Set task:
Return the material word for word. Do not include pictures.

Records shown:
********************
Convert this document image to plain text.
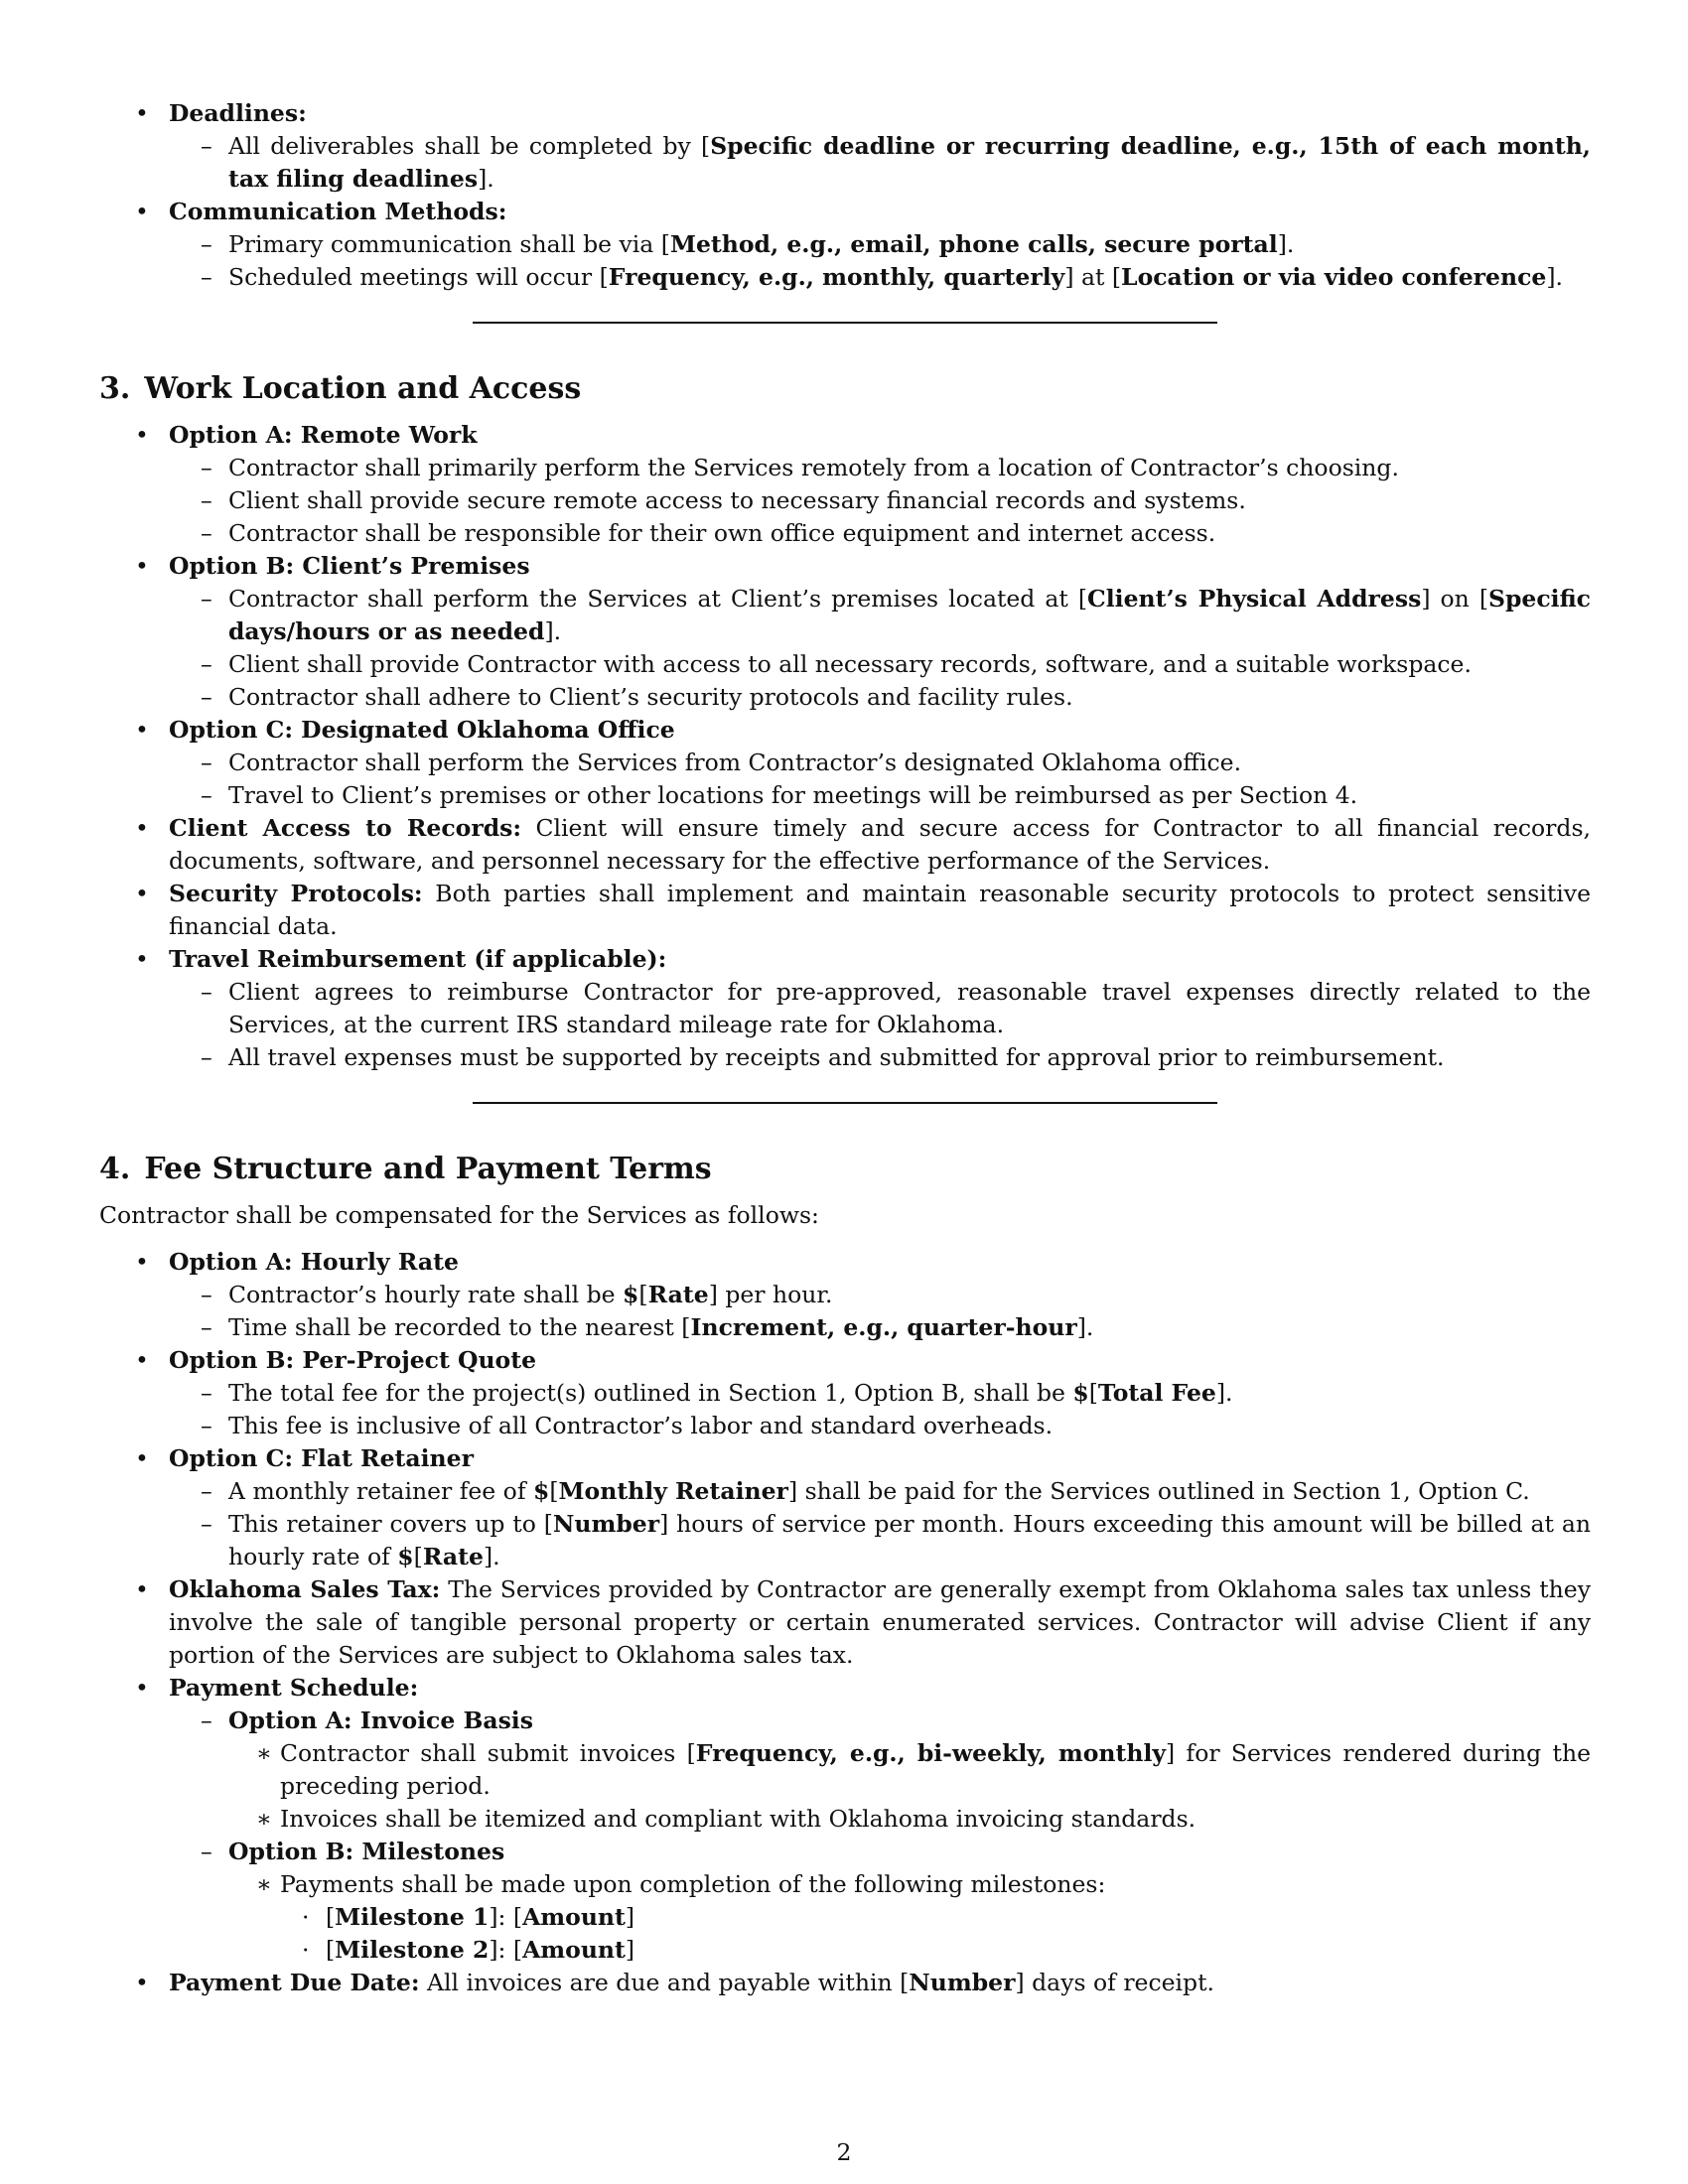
• Deadlines:
– All deliverables shall be completed by [Specific deadline or recurring deadline, e.g., 15th of each month, tax filing deadlines].
• Communication Methods:
– Primary communication shall be via [Method, e.g., email, phone calls, secure portal].
– Scheduled meetings will occur [Frequency, e.g., monthly, quarterly] at [Location or via video conference].
3. Work Location and Access
• Option A: Remote Work
– Contractor shall primarily perform the Services remotely from a location of Contractor’s choosing.
– Client shall provide secure remote access to necessary financial records and systems.
– Contractor shall be responsible for their own office equipment and internet access.
• Option B: Client’s Premises
– Contractor shall perform the Services at Client’s premises located at [Client’s Physical Address] on [Specific days/hours or as needed].
– Client shall provide Contractor with access to all necessary records, software, and a suitable workspace.
– Contractor shall adhere to Client’s security protocols and facility rules.
• Option C: Designated Oklahoma Office
– Contractor shall perform the Services from Contractor’s designated Oklahoma office.
– Travel to Client’s premises or other locations for meetings will be reimbursed as per Section 4.
• Client Access to Records: Client will ensure timely and secure access for Contractor to all financial records, documents, software, and personnel necessary for the effective performance of the Services.
• Security Protocols: Both parties shall implement and maintain reasonable security protocols to protect sensitive financial data.
• Travel Reimbursement (if applicable):
– Client agrees to reimburse Contractor for pre-approved, reasonable travel expenses directly related to the Services, at the current IRS standard mileage rate for Oklahoma.
– All travel expenses must be supported by receipts and submitted for approval prior to reimbursement.
4. Fee Structure and Payment Terms

Contractor shall be compensated for the Services as follows:

• Option A: Hourly Rate
– Contractor’s hourly rate shall be $[Rate] per hour.
– Time shall be recorded to the nearest [Increment, e.g., quarter-hour].
• Option B: Per-Project Quote
– The total fee for the project(s) outlined in Section 1, Option B, shall be $[Total Fee].
– This fee is inclusive of all Contractor’s labor and standard overheads.
• Option C: Flat Retainer
– A monthly retainer fee of $[Monthly Retainer] shall be paid for the Services outlined in Section 1, Option C.
– This retainer covers up to [Number] hours of service per month. Hours exceeding this amount will be billed at an hourly rate of $[Rate].
• Oklahoma Sales Tax: The Services provided by Contractor are generally exempt from Oklahoma sales tax unless they involve the sale of tangible personal property or certain enumerated services. Contractor will advise Client if any portion of the Services are subject to Oklahoma sales tax.
• Payment Schedule:
– Option A: Invoice Basis
∗ Contractor shall submit invoices [Frequency, e.g., bi-weekly, monthly] for Services rendered during the preceding period.
∗ Invoices shall be itemized and compliant with Oklahoma invoicing standards.
– Option B: Milestones
∗ Payments shall be made upon completion of the following milestones:
· [Milestone 1]: [Amount]
· [Milestone 2]: [Amount]
• Payment Due Date: All invoices are due and payable within [Number] days of receipt.
2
********************
Solution below:
Convert this document image to plain text.
• Deadlines:
– All deliverables shall be completed by [Specific deadline or recurring deadline, e.g., 15th of each month, tax filing deadlines].
• Communication Methods:
– Primary communication shall be via [Method, e.g., email, phone calls, secure portal].
– Scheduled meetings will occur [Frequency, e.g., monthly, quarterly] at [Location or via video conference].
3. Work Location and Access
• Option A: Remote Work
– Contractor shall primarily perform the Services remotely from a location of Contractor’s choosing.
– Client shall provide secure remote access to necessary financial records and systems.
– Contractor shall be responsible for their own office equipment and internet access.
• Option B: Client’s Premises
– Contractor shall perform the Services at Client’s premises located at [Client’s Physical Address] on [Specific days/hours or as needed].
– Client shall provide Contractor with access to all necessary records, software, and a suitable workspace.
– Contractor shall adhere to Client’s security protocols and facility rules.
• Option C: Designated Oklahoma Office
– Contractor shall perform the Services from Contractor’s designated Oklahoma office.
– Travel to Client’s premises or other locations for meetings will be reimbursed as per Section 4.
• Client Access to Records: Client will ensure timely and secure access for Contractor to all financial records, documents, software, and personnel necessary for the effective performance of the Services.
• Security Protocols: Both parties shall implement and maintain reasonable security protocols to protect sensitive financial data.
• Travel Reimbursement (if applicable):
– Client agrees to reimburse Contractor for pre-approved, reasonable travel expenses directly related to the Services, at the current IRS standard mileage rate for Oklahoma.
– All travel expenses must be supported by receipts and submitted for approval prior to reimbursement.
4. Fee Structure and Payment Terms

Contractor shall be compensated for the Services as follows:

• Option A: Hourly Rate
– Contractor’s hourly rate shall be $[Rate] per hour.
– Time shall be recorded to the nearest [Increment, e.g., quarter-hour].
• Option B: Per-Project Quote
– The total fee for the project(s) outlined in Section 1, Option B, shall be $[Total Fee].
– This fee is inclusive of all Contractor’s labor and standard overheads.
• Option C: Flat Retainer
– A monthly retainer fee of $[Monthly Retainer] shall be paid for the Services outlined in Section 1, Option C.
– This retainer covers up to [Number] hours of service per month. Hours exceeding this amount will be billed at an hourly rate of $[Rate].
• Oklahoma Sales Tax: The Services provided by Contractor are generally exempt from Oklahoma sales tax unless they involve the sale of tangible personal property or certain enumerated services. Contractor will advise Client if any portion of the Services are subject to Oklahoma sales tax.
• Payment Schedule:
– Option A: Invoice Basis
∗ Contractor shall submit invoices [Frequency, e.g., bi-weekly, monthly] for Services rendered during the preceding period.
∗ Invoices shall be itemized and compliant with Oklahoma invoicing standards.
– Option B: Milestones
∗ Payments shall be made upon completion of the following milestones:
· [Milestone 1]: [Amount]
· [Milestone 2]: [Amount]
• Payment Due Date: All invoices are due and payable within [Number] days of receipt.
2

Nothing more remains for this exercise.